(Extracted data entries)
+ + + + +

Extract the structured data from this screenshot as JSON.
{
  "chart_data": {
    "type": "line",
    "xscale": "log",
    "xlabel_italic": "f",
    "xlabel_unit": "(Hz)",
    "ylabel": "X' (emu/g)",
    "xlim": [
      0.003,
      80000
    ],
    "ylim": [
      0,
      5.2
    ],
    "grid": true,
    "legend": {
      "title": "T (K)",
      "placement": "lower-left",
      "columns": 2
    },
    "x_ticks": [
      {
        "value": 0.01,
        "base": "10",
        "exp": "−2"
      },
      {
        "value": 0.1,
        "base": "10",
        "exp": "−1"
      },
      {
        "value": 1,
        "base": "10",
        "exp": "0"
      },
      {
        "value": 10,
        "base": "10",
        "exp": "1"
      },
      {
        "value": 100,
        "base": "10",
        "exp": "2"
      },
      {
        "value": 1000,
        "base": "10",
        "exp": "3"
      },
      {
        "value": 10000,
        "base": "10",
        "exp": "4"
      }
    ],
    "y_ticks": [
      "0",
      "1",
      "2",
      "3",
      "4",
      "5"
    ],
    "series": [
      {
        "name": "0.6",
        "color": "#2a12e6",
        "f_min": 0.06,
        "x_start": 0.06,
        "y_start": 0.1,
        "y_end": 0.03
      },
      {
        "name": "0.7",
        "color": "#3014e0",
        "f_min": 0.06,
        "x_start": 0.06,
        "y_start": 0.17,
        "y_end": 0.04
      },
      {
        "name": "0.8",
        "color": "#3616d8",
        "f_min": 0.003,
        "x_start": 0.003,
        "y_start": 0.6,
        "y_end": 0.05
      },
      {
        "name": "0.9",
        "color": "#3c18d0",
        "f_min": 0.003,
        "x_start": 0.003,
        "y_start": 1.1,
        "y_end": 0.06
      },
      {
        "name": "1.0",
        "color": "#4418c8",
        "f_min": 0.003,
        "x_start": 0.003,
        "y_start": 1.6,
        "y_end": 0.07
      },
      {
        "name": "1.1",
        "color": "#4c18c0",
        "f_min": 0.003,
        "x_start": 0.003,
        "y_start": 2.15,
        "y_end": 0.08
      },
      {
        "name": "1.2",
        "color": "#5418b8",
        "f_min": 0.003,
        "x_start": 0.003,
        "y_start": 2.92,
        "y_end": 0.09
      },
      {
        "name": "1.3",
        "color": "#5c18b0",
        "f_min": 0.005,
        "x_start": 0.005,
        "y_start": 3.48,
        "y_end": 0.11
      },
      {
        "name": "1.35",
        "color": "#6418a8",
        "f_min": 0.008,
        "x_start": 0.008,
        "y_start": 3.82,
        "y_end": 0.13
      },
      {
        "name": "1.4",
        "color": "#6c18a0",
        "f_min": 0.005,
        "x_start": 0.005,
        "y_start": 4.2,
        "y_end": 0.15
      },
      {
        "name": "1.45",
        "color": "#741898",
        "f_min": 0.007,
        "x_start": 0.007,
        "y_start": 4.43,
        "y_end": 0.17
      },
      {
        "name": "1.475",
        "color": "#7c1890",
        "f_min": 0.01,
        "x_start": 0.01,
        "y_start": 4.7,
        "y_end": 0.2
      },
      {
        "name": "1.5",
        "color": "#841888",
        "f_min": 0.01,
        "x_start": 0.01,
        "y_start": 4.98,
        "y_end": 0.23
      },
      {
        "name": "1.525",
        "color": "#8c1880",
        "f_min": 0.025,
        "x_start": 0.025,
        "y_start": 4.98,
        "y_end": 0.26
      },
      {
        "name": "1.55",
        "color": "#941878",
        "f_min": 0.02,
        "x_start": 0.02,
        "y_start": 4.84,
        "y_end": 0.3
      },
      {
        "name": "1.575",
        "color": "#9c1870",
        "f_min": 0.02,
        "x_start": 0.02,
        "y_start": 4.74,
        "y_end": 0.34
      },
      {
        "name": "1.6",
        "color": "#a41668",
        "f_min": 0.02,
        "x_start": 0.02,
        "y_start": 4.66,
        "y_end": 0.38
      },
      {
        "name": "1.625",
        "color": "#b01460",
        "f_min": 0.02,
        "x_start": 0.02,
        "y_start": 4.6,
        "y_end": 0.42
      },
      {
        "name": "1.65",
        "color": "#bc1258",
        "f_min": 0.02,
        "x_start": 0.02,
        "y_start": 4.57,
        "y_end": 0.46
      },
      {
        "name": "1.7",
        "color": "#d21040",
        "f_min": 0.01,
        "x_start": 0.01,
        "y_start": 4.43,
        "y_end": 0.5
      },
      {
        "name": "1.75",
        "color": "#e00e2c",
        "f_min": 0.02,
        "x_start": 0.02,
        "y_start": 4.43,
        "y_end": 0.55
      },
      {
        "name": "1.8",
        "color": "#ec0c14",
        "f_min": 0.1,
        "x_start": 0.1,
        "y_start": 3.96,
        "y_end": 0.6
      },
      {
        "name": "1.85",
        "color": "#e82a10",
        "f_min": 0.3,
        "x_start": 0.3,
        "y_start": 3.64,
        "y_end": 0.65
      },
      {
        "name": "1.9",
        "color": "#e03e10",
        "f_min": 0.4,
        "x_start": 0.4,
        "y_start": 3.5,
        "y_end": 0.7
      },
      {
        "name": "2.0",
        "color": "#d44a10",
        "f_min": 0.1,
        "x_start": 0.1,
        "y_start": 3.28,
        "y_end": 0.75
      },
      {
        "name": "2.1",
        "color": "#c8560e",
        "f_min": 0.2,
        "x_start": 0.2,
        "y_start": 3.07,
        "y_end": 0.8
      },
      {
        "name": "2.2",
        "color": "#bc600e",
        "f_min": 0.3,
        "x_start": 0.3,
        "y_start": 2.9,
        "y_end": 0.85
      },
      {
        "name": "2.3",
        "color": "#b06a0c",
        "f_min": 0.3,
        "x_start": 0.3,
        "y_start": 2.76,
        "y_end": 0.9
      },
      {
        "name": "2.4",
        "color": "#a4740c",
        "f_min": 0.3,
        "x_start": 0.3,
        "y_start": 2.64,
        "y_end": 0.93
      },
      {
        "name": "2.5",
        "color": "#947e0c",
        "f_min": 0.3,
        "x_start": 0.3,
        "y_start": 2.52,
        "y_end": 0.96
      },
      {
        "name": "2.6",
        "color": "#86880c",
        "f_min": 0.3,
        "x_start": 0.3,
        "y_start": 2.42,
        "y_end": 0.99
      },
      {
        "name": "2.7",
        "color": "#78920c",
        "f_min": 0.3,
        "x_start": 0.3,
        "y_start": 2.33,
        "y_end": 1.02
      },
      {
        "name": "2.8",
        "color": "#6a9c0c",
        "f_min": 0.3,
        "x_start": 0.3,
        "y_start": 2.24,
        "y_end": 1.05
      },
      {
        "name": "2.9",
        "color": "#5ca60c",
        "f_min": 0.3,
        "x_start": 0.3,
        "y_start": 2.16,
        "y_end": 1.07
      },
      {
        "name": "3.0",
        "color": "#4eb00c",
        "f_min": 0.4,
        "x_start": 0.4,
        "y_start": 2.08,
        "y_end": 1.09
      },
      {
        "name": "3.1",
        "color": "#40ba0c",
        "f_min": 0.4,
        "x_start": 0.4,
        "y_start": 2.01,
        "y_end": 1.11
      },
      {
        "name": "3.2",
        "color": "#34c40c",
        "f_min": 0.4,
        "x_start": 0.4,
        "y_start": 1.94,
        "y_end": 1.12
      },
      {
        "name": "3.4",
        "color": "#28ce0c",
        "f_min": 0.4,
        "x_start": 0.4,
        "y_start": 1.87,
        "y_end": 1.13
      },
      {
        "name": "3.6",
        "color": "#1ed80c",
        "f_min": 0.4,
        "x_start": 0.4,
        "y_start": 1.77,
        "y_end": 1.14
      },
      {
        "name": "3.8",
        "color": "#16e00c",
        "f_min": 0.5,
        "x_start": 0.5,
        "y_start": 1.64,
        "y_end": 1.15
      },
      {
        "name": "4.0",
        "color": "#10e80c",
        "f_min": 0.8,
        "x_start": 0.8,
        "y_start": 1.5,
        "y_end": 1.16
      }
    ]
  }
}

+ + + + +

**What needs to be done:** Of the lines in this data, how many contain "value"? Reply with only the number.

**Correct answer:** 7